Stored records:

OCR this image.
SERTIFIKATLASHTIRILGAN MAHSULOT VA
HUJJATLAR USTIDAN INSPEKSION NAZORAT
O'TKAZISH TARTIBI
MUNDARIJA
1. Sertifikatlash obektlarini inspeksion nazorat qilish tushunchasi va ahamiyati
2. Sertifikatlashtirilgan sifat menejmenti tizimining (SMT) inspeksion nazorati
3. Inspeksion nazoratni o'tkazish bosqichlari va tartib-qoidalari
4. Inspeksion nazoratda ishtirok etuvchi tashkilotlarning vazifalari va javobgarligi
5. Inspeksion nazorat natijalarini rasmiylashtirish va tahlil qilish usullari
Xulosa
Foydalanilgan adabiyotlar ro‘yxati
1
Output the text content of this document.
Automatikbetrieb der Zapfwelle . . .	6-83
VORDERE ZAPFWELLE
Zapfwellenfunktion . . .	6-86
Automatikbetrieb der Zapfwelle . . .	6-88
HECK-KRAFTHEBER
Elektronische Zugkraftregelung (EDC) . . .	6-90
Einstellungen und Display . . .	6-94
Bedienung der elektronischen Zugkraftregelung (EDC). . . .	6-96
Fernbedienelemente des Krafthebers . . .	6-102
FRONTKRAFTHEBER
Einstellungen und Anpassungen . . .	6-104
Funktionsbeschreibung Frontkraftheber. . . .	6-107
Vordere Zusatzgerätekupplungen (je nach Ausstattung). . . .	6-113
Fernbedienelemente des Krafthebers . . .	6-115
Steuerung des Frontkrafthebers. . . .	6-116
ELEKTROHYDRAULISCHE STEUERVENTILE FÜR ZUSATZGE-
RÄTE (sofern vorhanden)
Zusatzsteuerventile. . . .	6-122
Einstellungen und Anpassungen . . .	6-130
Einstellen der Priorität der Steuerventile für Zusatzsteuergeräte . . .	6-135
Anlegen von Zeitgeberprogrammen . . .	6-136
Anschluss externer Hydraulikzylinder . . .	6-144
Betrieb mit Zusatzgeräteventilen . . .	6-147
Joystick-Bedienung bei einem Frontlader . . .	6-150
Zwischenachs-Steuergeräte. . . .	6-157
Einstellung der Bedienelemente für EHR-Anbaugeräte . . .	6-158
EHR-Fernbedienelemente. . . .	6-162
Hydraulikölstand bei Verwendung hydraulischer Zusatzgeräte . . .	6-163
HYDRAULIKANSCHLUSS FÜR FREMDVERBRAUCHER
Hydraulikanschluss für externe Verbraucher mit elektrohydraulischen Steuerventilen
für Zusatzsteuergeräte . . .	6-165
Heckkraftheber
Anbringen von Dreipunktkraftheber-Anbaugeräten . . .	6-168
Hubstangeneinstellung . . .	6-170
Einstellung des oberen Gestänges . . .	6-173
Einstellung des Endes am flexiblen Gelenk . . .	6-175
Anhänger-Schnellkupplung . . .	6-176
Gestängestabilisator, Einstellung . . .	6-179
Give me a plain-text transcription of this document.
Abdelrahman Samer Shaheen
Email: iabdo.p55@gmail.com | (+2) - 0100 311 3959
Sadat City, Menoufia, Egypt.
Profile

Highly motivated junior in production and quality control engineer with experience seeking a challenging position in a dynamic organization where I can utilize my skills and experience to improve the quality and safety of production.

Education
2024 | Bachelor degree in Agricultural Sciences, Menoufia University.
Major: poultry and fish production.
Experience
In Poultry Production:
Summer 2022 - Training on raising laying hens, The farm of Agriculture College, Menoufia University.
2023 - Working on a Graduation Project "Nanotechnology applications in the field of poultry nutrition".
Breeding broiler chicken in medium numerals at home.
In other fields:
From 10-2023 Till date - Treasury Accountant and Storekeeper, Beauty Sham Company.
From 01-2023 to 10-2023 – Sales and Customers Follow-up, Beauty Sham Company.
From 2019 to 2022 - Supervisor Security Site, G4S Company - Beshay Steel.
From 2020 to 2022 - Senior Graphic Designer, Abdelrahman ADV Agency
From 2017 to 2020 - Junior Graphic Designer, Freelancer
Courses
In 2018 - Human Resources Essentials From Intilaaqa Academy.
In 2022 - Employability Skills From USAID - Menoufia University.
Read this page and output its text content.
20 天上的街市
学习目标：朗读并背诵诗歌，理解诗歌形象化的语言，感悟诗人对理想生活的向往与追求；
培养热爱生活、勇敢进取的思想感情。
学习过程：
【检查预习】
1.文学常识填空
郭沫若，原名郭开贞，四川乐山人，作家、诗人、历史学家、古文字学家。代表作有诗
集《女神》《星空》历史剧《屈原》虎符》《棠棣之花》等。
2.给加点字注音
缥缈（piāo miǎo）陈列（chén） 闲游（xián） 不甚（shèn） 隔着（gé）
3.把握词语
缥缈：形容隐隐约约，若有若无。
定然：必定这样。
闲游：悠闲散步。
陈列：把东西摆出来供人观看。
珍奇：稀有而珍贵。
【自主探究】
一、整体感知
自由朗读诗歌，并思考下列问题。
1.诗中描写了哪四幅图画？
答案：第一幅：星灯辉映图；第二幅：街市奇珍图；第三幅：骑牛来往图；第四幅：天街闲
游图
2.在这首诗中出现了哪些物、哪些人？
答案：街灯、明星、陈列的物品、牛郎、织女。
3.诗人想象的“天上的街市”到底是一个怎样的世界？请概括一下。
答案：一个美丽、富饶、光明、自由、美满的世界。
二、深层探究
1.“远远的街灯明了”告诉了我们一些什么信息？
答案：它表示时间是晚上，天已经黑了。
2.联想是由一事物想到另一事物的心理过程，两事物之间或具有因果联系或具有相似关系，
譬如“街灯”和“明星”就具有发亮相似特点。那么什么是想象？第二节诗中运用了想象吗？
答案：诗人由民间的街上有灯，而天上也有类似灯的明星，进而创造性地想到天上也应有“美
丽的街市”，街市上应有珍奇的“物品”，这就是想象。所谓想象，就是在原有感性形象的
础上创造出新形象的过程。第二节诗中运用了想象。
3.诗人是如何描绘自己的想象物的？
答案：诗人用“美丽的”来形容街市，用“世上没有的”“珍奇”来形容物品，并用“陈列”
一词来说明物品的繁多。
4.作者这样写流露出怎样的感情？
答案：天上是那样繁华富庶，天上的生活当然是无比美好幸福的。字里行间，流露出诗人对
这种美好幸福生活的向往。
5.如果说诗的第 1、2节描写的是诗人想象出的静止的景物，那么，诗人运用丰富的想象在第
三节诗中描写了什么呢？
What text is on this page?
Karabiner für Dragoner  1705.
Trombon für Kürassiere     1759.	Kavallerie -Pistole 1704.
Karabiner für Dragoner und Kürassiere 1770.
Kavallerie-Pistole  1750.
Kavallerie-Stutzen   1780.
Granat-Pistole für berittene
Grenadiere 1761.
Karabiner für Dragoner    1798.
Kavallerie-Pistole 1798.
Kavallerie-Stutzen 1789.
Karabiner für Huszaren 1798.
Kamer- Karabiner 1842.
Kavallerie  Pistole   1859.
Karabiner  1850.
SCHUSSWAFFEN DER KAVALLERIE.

## Instructions for the task
Output each record exactly, leaving nothing out.

## Correct answer
OCR this image.
SERTIFIKATLASHTIRILGAN MAHSULOT VA
HUJJATLAR USTIDAN INSPEKSION NAZORAT
O'TKAZISH TARTIBI
MUNDARIJA
1. Sertifikatlash obektlarini inspeksion nazorat qilish tushunchasi va ahamiyati
2. Sertifikatlashtirilgan sifat menejmenti tizimining (SMT) inspeksion nazorati
3. Inspeksion nazoratni o'tkazish bosqichlari va tartib-qoidalari
4. Inspeksion nazoratda ishtirok etuvchi tashkilotlarning vazifalari va javobgarligi
5. Inspeksion nazorat natijalarini rasmiylashtirish va tahlil qilish usullari
Xulosa
Foydalanilgan adabiyotlar ro‘yxati
1
Output the text content of this document.
Automatikbetrieb der Zapfwelle . . .	6-83
VORDERE ZAPFWELLE
Zapfwellenfunktion . . .	6-86
Automatikbetrieb der Zapfwelle . . .	6-88
HECK-KRAFTHEBER
Elektronische Zugkraftregelung (EDC) . . .	6-90
Einstellungen und Display . . .	6-94
Bedienung der elektronischen Zugkraftregelung (EDC). . . .	6-96
Fernbedienelemente des Krafthebers . . .	6-102
FRONTKRAFTHEBER
Einstellungen und Anpassungen . . .	6-104
Funktionsbeschreibung Frontkraftheber. . . .	6-107
Vordere Zusatzgerätekupplungen (je nach Ausstattung). . . .	6-113
Fernbedienelemente des Krafthebers . . .	6-115
Steuerung des Frontkrafthebers. . . .	6-116
ELEKTROHYDRAULISCHE STEUERVENTILE FÜR ZUSATZGE-
RÄTE (sofern vorhanden)
Zusatzsteuerventile. . . .	6-122
Einstellungen und Anpassungen . . .	6-130
Einstellen der Priorität der Steuerventile für Zusatzsteuergeräte . . .	6-135
Anlegen von Zeitgeberprogrammen . . .	6-136
Anschluss externer Hydraulikzylinder . . .	6-144
Betrieb mit Zusatzgeräteventilen . . .	6-147
Joystick-Bedienung bei einem Frontlader . . .	6-150
Zwischenachs-Steuergeräte. . . .	6-157
Einstellung der Bedienelemente für EHR-Anbaugeräte . . .	6-158
EHR-Fernbedienelemente. . . .	6-162
Hydraulikölstand bei Verwendung hydraulischer Zusatzgeräte . . .	6-163
HYDRAULIKANSCHLUSS FÜR FREMDVERBRAUCHER
Hydraulikanschluss für externe Verbraucher mit elektrohydraulischen Steuerventilen
für Zusatzsteuergeräte . . .	6-165
Heckkraftheber
Anbringen von Dreipunktkraftheber-Anbaugeräten . . .	6-168
Hubstangeneinstellung . . .	6-170
Einstellung des oberen Gestänges . . .	6-173
Einstellung des Endes am flexiblen Gelenk . . .	6-175
Anhänger-Schnellkupplung . . .	6-176
Gestängestabilisator, Einstellung . . .	6-179
Give me a plain-text transcription of this document.
Abdelrahman Samer Shaheen
Email: iabdo.p55@gmail.com | (+2) - 0100 311 3959
Sadat City, Menoufia, Egypt.
Profile

Highly motivated junior in production and quality control engineer with experience seeking a challenging position in a dynamic organization where I can utilize my skills and experience to improve the quality and safety of production.

Education
2024 | Bachelor degree in Agricultural Sciences, Menoufia University.
Major: poultry and fish production.
Experience
In Poultry Production:
Summer 2022 - Training on raising laying hens, The farm of Agriculture College, Menoufia University.
2023 - Working on a Graduation Project "Nanotechnology applications in the field of poultry nutrition".
Breeding broiler chicken in medium numerals at home.
In other fields:
From 10-2023 Till date - Treasury Accountant and Storekeeper, Beauty Sham Company.
From 01-2023 to 10-2023 – Sales and Customers Follow-up, Beauty Sham Company.
From 2019 to 2022 - Supervisor Security Site, G4S Company - Beshay Steel.
From 2020 to 2022 - Senior Graphic Designer, Abdelrahman ADV Agency
From 2017 to 2020 - Junior Graphic Designer, Freelancer
Courses
In 2018 - Human Resources Essentials From Intilaaqa Academy.
In 2022 - Employability Skills From USAID - Menoufia University.
Read this page and output its text content.
20 天上的街市
学习目标：朗读并背诵诗歌，理解诗歌形象化的语言，感悟诗人对理想生活的向往与追求；
培养热爱生活、勇敢进取的思想感情。
学习过程：
【检查预习】
1.文学常识填空
郭沫若，原名郭开贞，四川乐山人，作家、诗人、历史学家、古文字学家。代表作有诗
集《女神》《星空》历史剧《屈原》虎符》《棠棣之花》等。
2.给加点字注音
缥缈（piāo miǎo）陈列（chén） 闲游（xián） 不甚（shèn） 隔着（gé）
3.把握词语
缥缈：形容隐隐约约，若有若无。
定然：必定这样。
闲游：悠闲散步。
陈列：把东西摆出来供人观看。
珍奇：稀有而珍贵。
【自主探究】
一、整体感知
自由朗读诗歌，并思考下列问题。
1.诗中描写了哪四幅图画？
答案：第一幅：星灯辉映图；第二幅：街市奇珍图；第三幅：骑牛来往图；第四幅：天街闲
游图
2.在这首诗中出现了哪些物、哪些人？
答案：街灯、明星、陈列的物品、牛郎、织女。
3.诗人想象的“天上的街市”到底是一个怎样的世界？请概括一下。
答案：一个美丽、富饶、光明、自由、美满的世界。
二、深层探究
1.“远远的街灯明了”告诉了我们一些什么信息？
答案：它表示时间是晚上，天已经黑了。
2.联想是由一事物想到另一事物的心理过程，两事物之间或具有因果联系或具有相似关系，
譬如“街灯”和“明星”就具有发亮相似特点。那么什么是想象？第二节诗中运用了想象吗？
答案：诗人由民间的街上有灯，而天上也有类似灯的明星，进而创造性地想到天上也应有“美
丽的街市”，街市上应有珍奇的“物品”，这就是想象。所谓想象，就是在原有感性形象的
础上创造出新形象的过程。第二节诗中运用了想象。
3.诗人是如何描绘自己的想象物的？
答案：诗人用“美丽的”来形容街市，用“世上没有的”“珍奇”来形容物品，并用“陈列”
一词来说明物品的繁多。
4.作者这样写流露出怎样的感情？
答案：天上是那样繁华富庶，天上的生活当然是无比美好幸福的。字里行间，流露出诗人对
这种美好幸福生活的向往。
5.如果说诗的第 1、2节描写的是诗人想象出的静止的景物，那么，诗人运用丰富的想象在第
三节诗中描写了什么呢？
What text is on this page?
Karabiner für Dragoner  1705.
Trombon für Kürassiere     1759.	Kavallerie -Pistole 1704.
Karabiner für Dragoner und Kürassiere 1770.
Kavallerie-Pistole  1750.
Kavallerie-Stutzen   1780.
Granat-Pistole für berittene
Grenadiere 1761.
Karabiner für Dragoner    1798.
Kavallerie-Pistole 1798.
Kavallerie-Stutzen 1789.
Karabiner für Huszaren 1798.
Kamer- Karabiner 1842.
Kavallerie  Pistole   1859.
Karabiner  1850.
SCHUSSWAFFEN DER KAVALLERIE.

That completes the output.